- _Input records_
──────
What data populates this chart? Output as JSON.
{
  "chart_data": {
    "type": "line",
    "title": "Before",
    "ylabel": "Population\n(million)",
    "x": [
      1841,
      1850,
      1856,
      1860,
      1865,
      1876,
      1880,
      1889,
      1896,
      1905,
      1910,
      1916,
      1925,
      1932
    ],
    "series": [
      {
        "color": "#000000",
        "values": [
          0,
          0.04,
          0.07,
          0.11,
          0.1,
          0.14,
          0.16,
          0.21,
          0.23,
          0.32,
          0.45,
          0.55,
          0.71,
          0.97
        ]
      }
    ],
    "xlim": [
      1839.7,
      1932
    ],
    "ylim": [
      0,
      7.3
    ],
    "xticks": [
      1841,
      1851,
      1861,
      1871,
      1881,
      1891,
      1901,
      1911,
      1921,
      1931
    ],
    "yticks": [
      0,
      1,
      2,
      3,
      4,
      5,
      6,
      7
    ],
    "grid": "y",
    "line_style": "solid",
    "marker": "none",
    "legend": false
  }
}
──────
- _Work to be completed_
Output each record precisely as given.

- _Solution for this task_
What data populates this chart? Output as JSON.
{
  "chart_data": {
    "type": "line",
    "title": "Before",
    "ylabel": "Population\n(million)",
    "x": [
      1841,
      1850,
      1856,
      1860,
      1865,
      1876,
      1880,
      1889,
      1896,
      1905,
      1910,
      1916,
      1925,
      1932
    ],
    "series": [
      {
        "color": "#000000",
        "values": [
          0,
          0.04,
          0.07,
          0.11,
          0.1,
          0.14,
          0.16,
          0.21,
          0.23,
          0.32,
          0.45,
          0.55,
          0.71,
          0.97
        ]
      }
    ],
    "xlim": [
      1839.7,
      1932
    ],
    "ylim": [
      0,
      7.3
    ],
    "xticks": [
      1841,
      1851,
      1861,
      1871,
      1881,
      1891,
      1901,
      1911,
      1921,
      1931
    ],
    "yticks": [
      0,
      1,
      2,
      3,
      4,
      5,
      6,
      7
    ],
    "grid": "y",
    "line_style": "solid",
    "marker": "none",
    "legend": false
  }
}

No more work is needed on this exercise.